- BRIEF:
Pictures are not part of the copy; repeat everything else in the records exactly.

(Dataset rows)
★ ★ ★ ★

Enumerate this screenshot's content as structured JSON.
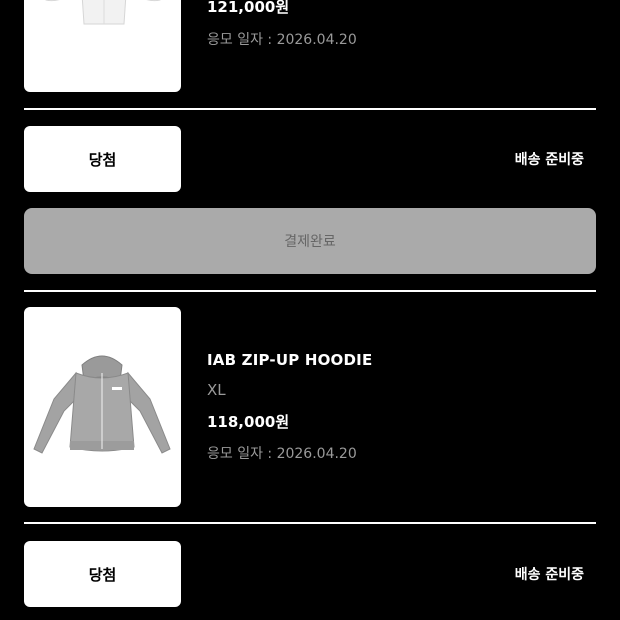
{
  "orders": [
    {
      "price": "121,000원",
      "apply_date": "응모 일자 : 2026.04.20",
      "thumb_icon": "white-zip-hoodie-image"
    },
    {
      "name": "IAB ZIP-UP HOODIE",
      "option": "XL",
      "price": "118,000원",
      "apply_date": "응모 일자 : 2026.04.20",
      "thumb_icon": "gray-zip-hoodie-image"
    }
  ],
  "status_rows": [
    {
      "result": "당첨",
      "shipping": "배송 준비중"
    },
    {
      "result": "당첨",
      "shipping": "배송 준비중"
    }
  ],
  "payment_button": {
    "label": "결제완료"
  },
  "colors": {
    "background": "#000000",
    "card": "#ffffff",
    "disabled_button": "#aaaaaa",
    "muted_text": "#9a9a9a"
  }
}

★ ★ ★ ★

- SOLUTION:
Enumerate this screenshot's content as structured JSON.
{
  "orders": [
    {
      "price": "121,000원",
      "apply_date": "응모 일자 : 2026.04.20",
      "thumb_icon": "white-zip-hoodie-image"
    },
    {
      "name": "IAB ZIP-UP HOODIE",
      "option": "XL",
      "price": "118,000원",
      "apply_date": "응모 일자 : 2026.04.20",
      "thumb_icon": "gray-zip-hoodie-image"
    }
  ],
  "status_rows": [
    {
      "result": "당첨",
      "shipping": "배송 준비중"
    },
    {
      "result": "당첨",
      "shipping": "배송 준비중"
    }
  ],
  "payment_button": {
    "label": "결제완료"
  },
  "colors": {
    "background": "#000000",
    "card": "#ffffff",
    "disabled_button": "#aaaaaa",
    "muted_text": "#9a9a9a"
  }
}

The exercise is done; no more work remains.